─── Task inputs ───

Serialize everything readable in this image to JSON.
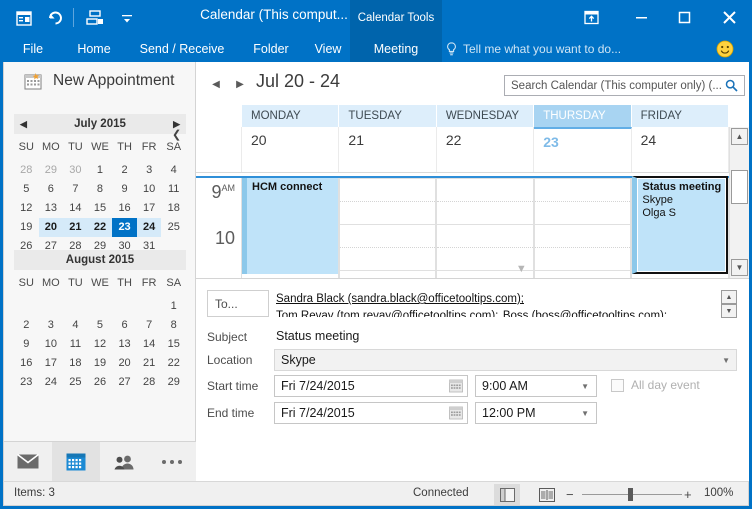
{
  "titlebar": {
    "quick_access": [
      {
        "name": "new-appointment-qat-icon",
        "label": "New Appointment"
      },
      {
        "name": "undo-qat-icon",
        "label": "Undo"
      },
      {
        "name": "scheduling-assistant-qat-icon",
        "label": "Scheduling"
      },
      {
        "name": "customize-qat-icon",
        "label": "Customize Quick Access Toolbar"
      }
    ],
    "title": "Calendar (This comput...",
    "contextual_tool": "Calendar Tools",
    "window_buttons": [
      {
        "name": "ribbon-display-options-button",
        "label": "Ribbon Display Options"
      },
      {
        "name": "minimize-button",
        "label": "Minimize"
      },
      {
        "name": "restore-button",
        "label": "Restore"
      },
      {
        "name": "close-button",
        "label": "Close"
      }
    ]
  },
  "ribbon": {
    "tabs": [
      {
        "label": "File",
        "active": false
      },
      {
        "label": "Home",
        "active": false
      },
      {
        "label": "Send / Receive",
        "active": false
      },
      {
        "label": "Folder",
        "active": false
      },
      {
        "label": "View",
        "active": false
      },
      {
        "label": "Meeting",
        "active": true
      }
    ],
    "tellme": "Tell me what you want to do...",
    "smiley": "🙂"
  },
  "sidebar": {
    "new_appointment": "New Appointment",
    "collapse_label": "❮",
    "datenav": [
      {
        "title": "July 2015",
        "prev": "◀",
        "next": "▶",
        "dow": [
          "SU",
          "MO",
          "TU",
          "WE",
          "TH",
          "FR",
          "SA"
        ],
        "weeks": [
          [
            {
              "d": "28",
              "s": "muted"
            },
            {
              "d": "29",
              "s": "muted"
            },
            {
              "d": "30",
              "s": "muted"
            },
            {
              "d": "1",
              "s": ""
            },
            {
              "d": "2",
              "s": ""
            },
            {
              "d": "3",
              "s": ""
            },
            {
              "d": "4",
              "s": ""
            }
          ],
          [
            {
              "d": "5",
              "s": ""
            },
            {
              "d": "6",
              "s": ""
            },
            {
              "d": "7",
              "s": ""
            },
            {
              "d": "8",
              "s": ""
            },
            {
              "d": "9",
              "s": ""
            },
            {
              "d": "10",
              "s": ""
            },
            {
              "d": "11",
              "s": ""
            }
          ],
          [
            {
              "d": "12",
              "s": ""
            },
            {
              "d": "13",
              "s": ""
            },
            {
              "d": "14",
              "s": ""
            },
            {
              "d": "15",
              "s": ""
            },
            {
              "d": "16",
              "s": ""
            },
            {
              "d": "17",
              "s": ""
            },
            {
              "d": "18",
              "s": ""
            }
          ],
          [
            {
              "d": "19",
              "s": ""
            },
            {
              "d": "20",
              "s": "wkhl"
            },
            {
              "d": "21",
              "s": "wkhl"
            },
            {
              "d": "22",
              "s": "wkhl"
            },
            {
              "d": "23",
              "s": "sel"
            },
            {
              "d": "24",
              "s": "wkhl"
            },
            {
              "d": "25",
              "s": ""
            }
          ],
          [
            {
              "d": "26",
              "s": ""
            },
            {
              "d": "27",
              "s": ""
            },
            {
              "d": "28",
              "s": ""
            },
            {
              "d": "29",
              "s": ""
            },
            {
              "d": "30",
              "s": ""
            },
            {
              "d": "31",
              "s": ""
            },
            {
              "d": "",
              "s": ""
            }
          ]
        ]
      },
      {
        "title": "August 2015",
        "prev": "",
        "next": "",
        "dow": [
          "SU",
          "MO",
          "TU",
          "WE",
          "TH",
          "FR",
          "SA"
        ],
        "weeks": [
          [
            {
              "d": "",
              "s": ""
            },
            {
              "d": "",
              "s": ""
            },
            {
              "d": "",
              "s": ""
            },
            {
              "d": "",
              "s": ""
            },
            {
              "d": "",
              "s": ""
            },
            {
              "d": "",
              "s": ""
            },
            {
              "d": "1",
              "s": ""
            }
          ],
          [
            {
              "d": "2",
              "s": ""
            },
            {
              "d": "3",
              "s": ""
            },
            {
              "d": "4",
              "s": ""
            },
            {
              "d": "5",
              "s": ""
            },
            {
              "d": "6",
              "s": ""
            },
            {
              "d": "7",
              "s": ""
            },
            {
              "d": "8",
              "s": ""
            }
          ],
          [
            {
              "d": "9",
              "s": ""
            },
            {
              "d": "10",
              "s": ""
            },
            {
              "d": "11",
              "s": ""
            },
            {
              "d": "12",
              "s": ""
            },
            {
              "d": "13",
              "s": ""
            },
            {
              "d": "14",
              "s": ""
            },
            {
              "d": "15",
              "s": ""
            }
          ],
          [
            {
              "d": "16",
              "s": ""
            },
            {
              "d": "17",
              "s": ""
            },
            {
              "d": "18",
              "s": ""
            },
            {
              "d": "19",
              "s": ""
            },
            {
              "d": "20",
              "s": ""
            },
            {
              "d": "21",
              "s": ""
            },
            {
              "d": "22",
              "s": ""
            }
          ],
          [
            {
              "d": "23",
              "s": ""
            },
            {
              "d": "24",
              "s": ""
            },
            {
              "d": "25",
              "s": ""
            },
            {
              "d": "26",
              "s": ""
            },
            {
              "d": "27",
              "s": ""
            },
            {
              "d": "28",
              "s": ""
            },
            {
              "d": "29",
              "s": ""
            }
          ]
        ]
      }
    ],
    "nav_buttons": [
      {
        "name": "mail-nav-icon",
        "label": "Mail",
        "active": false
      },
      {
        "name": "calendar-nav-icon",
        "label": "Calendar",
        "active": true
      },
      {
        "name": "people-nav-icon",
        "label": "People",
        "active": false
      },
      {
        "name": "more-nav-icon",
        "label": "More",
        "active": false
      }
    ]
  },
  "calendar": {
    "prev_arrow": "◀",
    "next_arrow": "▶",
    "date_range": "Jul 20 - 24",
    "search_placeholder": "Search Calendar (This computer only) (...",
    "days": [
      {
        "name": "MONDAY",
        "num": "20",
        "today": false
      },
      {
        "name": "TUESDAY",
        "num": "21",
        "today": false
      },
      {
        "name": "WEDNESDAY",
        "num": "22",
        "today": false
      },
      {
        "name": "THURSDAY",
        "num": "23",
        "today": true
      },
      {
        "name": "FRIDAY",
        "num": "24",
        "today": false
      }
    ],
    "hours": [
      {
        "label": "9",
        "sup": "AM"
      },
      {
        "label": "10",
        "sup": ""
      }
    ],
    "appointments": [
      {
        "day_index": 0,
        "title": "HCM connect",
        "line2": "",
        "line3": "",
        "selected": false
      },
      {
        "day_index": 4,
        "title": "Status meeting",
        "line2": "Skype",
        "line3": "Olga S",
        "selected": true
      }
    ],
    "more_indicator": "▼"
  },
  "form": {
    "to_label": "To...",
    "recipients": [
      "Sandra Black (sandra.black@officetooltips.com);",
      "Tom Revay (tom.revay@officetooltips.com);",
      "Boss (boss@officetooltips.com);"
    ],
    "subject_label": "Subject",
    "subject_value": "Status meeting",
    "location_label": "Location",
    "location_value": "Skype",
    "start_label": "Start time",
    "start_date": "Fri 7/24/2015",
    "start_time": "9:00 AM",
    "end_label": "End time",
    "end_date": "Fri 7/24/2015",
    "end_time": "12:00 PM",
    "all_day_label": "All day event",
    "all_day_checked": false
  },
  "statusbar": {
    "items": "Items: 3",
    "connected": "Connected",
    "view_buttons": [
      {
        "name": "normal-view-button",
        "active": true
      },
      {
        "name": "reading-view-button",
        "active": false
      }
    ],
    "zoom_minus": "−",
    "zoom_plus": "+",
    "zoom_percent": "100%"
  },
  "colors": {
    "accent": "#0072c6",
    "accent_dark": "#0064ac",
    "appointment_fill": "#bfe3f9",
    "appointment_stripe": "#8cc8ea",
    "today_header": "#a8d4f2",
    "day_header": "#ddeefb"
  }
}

───

- **Task to complete**: From the listing, extract all text exactly as given and drop any picture.

- **Answer to this exercise**:
Serialize everything readable in this image to JSON.
{
  "titlebar": {
    "quick_access": [
      {
        "name": "new-appointment-qat-icon",
        "label": "New Appointment"
      },
      {
        "name": "undo-qat-icon",
        "label": "Undo"
      },
      {
        "name": "scheduling-assistant-qat-icon",
        "label": "Scheduling"
      },
      {
        "name": "customize-qat-icon",
        "label": "Customize Quick Access Toolbar"
      }
    ],
    "title": "Calendar (This comput...",
    "contextual_tool": "Calendar Tools",
    "window_buttons": [
      {
        "name": "ribbon-display-options-button",
        "label": "Ribbon Display Options"
      },
      {
        "name": "minimize-button",
        "label": "Minimize"
      },
      {
        "name": "restore-button",
        "label": "Restore"
      },
      {
        "name": "close-button",
        "label": "Close"
      }
    ]
  },
  "ribbon": {
    "tabs": [
      {
        "label": "File",
        "active": false
      },
      {
        "label": "Home",
        "active": false
      },
      {
        "label": "Send / Receive",
        "active": false
      },
      {
        "label": "Folder",
        "active": false
      },
      {
        "label": "View",
        "active": false
      },
      {
        "label": "Meeting",
        "active": true
      }
    ],
    "tellme": "Tell me what you want to do...",
    "smiley": "🙂"
  },
  "sidebar": {
    "new_appointment": "New Appointment",
    "collapse_label": "❮",
    "datenav": [
      {
        "title": "July 2015",
        "prev": "◀",
        "next": "▶",
        "dow": [
          "SU",
          "MO",
          "TU",
          "WE",
          "TH",
          "FR",
          "SA"
        ],
        "weeks": [
          [
            {
              "d": "28",
              "s": "muted"
            },
            {
              "d": "29",
              "s": "muted"
            },
            {
              "d": "30",
              "s": "muted"
            },
            {
              "d": "1",
              "s": ""
            },
            {
              "d": "2",
              "s": ""
            },
            {
              "d": "3",
              "s": ""
            },
            {
              "d": "4",
              "s": ""
            }
          ],
          [
            {
              "d": "5",
              "s": ""
            },
            {
              "d": "6",
              "s": ""
            },
            {
              "d": "7",
              "s": ""
            },
            {
              "d": "8",
              "s": ""
            },
            {
              "d": "9",
              "s": ""
            },
            {
              "d": "10",
              "s": ""
            },
            {
              "d": "11",
              "s": ""
            }
          ],
          [
            {
              "d": "12",
              "s": ""
            },
            {
              "d": "13",
              "s": ""
            },
            {
              "d": "14",
              "s": ""
            },
            {
              "d": "15",
              "s": ""
            },
            {
              "d": "16",
              "s": ""
            },
            {
              "d": "17",
              "s": ""
            },
            {
              "d": "18",
              "s": ""
            }
          ],
          [
            {
              "d": "19",
              "s": ""
            },
            {
              "d": "20",
              "s": "wkhl"
            },
            {
              "d": "21",
              "s": "wkhl"
            },
            {
              "d": "22",
              "s": "wkhl"
            },
            {
              "d": "23",
              "s": "sel"
            },
            {
              "d": "24",
              "s": "wkhl"
            },
            {
              "d": "25",
              "s": ""
            }
          ],
          [
            {
              "d": "26",
              "s": ""
            },
            {
              "d": "27",
              "s": ""
            },
            {
              "d": "28",
              "s": ""
            },
            {
              "d": "29",
              "s": ""
            },
            {
              "d": "30",
              "s": ""
            },
            {
              "d": "31",
              "s": ""
            },
            {
              "d": "",
              "s": ""
            }
          ]
        ]
      },
      {
        "title": "August 2015",
        "prev": "",
        "next": "",
        "dow": [
          "SU",
          "MO",
          "TU",
          "WE",
          "TH",
          "FR",
          "SA"
        ],
        "weeks": [
          [
            {
              "d": "",
              "s": ""
            },
            {
              "d": "",
              "s": ""
            },
            {
              "d": "",
              "s": ""
            },
            {
              "d": "",
              "s": ""
            },
            {
              "d": "",
              "s": ""
            },
            {
              "d": "",
              "s": ""
            },
            {
              "d": "1",
              "s": ""
            }
          ],
          [
            {
              "d": "2",
              "s": ""
            },
            {
              "d": "3",
              "s": ""
            },
            {
              "d": "4",
              "s": ""
            },
            {
              "d": "5",
              "s": ""
            },
            {
              "d": "6",
              "s": ""
            },
            {
              "d": "7",
              "s": ""
            },
            {
              "d": "8",
              "s": ""
            }
          ],
          [
            {
              "d": "9",
              "s": ""
            },
            {
              "d": "10",
              "s": ""
            },
            {
              "d": "11",
              "s": ""
            },
            {
              "d": "12",
              "s": ""
            },
            {
              "d": "13",
              "s": ""
            },
            {
              "d": "14",
              "s": ""
            },
            {
              "d": "15",
              "s": ""
            }
          ],
          [
            {
              "d": "16",
              "s": ""
            },
            {
              "d": "17",
              "s": ""
            },
            {
              "d": "18",
              "s": ""
            },
            {
              "d": "19",
              "s": ""
            },
            {
              "d": "20",
              "s": ""
            },
            {
              "d": "21",
              "s": ""
            },
            {
              "d": "22",
              "s": ""
            }
          ],
          [
            {
              "d": "23",
              "s": ""
            },
            {
              "d": "24",
              "s": ""
            },
            {
              "d": "25",
              "s": ""
            },
            {
              "d": "26",
              "s": ""
            },
            {
              "d": "27",
              "s": ""
            },
            {
              "d": "28",
              "s": ""
            },
            {
              "d": "29",
              "s": ""
            }
          ]
        ]
      }
    ],
    "nav_buttons": [
      {
        "name": "mail-nav-icon",
        "label": "Mail",
        "active": false
      },
      {
        "name": "calendar-nav-icon",
        "label": "Calendar",
        "active": true
      },
      {
        "name": "people-nav-icon",
        "label": "People",
        "active": false
      },
      {
        "name": "more-nav-icon",
        "label": "More",
        "active": false
      }
    ]
  },
  "calendar": {
    "prev_arrow": "◀",
    "next_arrow": "▶",
    "date_range": "Jul 20 - 24",
    "search_placeholder": "Search Calendar (This computer only) (...",
    "days": [
      {
        "name": "MONDAY",
        "num": "20",
        "today": false
      },
      {
        "name": "TUESDAY",
        "num": "21",
        "today": false
      },
      {
        "name": "WEDNESDAY",
        "num": "22",
        "today": false
      },
      {
        "name": "THURSDAY",
        "num": "23",
        "today": true
      },
      {
        "name": "FRIDAY",
        "num": "24",
        "today": false
      }
    ],
    "hours": [
      {
        "label": "9",
        "sup": "AM"
      },
      {
        "label": "10",
        "sup": ""
      }
    ],
    "appointments": [
      {
        "day_index": 0,
        "title": "HCM connect",
        "line2": "",
        "line3": "",
        "selected": false
      },
      {
        "day_index": 4,
        "title": "Status meeting",
        "line2": "Skype",
        "line3": "Olga S",
        "selected": true
      }
    ],
    "more_indicator": "▼"
  },
  "form": {
    "to_label": "To...",
    "recipients": [
      "Sandra Black (sandra.black@officetooltips.com);",
      "Tom Revay (tom.revay@officetooltips.com);",
      "Boss (boss@officetooltips.com);"
    ],
    "subject_label": "Subject",
    "subject_value": "Status meeting",
    "location_label": "Location",
    "location_value": "Skype",
    "start_label": "Start time",
    "start_date": "Fri 7/24/2015",
    "start_time": "9:00 AM",
    "end_label": "End time",
    "end_date": "Fri 7/24/2015",
    "end_time": "12:00 PM",
    "all_day_label": "All day event",
    "all_day_checked": false
  },
  "statusbar": {
    "items": "Items: 3",
    "connected": "Connected",
    "view_buttons": [
      {
        "name": "normal-view-button",
        "active": true
      },
      {
        "name": "reading-view-button",
        "active": false
      }
    ],
    "zoom_minus": "−",
    "zoom_plus": "+",
    "zoom_percent": "100%"
  },
  "colors": {
    "accent": "#0072c6",
    "accent_dark": "#0064ac",
    "appointment_fill": "#bfe3f9",
    "appointment_stripe": "#8cc8ea",
    "today_header": "#a8d4f2",
    "day_header": "#ddeefb"
  }
}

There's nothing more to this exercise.